GOAL
Gather all lines in the entries that include the word "science".

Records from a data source

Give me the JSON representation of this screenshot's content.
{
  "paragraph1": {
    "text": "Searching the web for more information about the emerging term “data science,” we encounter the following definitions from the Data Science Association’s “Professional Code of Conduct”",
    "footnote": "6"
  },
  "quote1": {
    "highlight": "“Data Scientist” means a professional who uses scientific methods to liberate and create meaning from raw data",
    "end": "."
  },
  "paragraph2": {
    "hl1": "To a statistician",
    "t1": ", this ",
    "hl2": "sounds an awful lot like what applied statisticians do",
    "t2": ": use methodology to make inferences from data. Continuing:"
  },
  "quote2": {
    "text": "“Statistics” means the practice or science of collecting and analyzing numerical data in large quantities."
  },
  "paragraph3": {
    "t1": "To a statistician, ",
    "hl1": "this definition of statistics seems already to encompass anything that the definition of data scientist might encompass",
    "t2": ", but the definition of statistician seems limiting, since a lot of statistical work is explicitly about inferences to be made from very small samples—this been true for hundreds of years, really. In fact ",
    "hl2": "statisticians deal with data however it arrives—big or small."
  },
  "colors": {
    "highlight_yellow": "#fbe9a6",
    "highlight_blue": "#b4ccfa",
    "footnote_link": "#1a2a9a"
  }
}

RESPONSE TO THE EXERCISE
    "text": "Searching the web for more information about the emerging term “data science,” we encounter the following definitions from the Data Science Association’s “Professional Code of Conduct”",
    "text": "“Statistics” means the practice or science of collecting and analyzing numerical data in large quantities."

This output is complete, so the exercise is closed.